**Data extract:**
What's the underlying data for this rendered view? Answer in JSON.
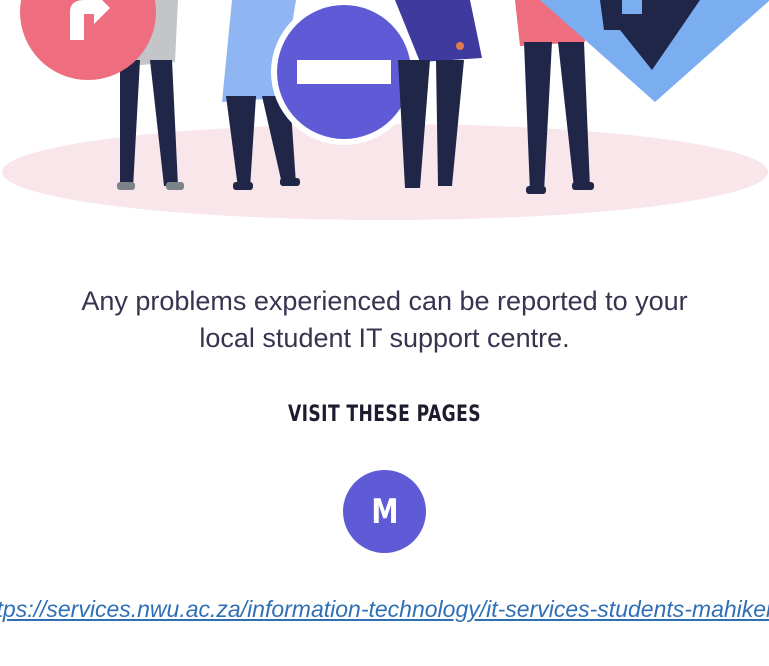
{
  "message": {
    "line1": "Any problems experienced can be reported to your",
    "line2": "local student IT support centre."
  },
  "section": {
    "heading": "VISIT THESE PAGES"
  },
  "avatar": {
    "letter": "M",
    "color": "#5f5bd6"
  },
  "link": {
    "text": "https://services.nwu.ac.za/information-technology/it-services-students-mahikeng",
    "color": "#2f6fb5"
  },
  "illustration": {
    "icons": [
      "turn-right-sign-icon",
      "no-entry-sign-icon",
      "down-arrow-sign-icon"
    ],
    "colors": {
      "floor": "#f8e6ea",
      "sign_red": "#ee6e7f",
      "sign_blue": "#5f5bd6",
      "arrow_sign": "#7aaef0",
      "pants": "#1f2647"
    }
  }
}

**Set task:**
Set the data above down again exactly as given, with no pictures.

**The reply:**
What's the underlying data for this rendered view? Answer in JSON.
{
  "message": {
    "line1": "Any problems experienced can be reported to your",
    "line2": "local student IT support centre."
  },
  "section": {
    "heading": "VISIT THESE PAGES"
  },
  "avatar": {
    "letter": "M",
    "color": "#5f5bd6"
  },
  "link": {
    "text": "https://services.nwu.ac.za/information-technology/it-services-students-mahikeng",
    "color": "#2f6fb5"
  },
  "illustration": {
    "icons": [
      "turn-right-sign-icon",
      "no-entry-sign-icon",
      "down-arrow-sign-icon"
    ],
    "colors": {
      "floor": "#f8e6ea",
      "sign_red": "#ee6e7f",
      "sign_blue": "#5f5bd6",
      "arrow_sign": "#7aaef0",
      "pants": "#1f2647"
    }
  }
}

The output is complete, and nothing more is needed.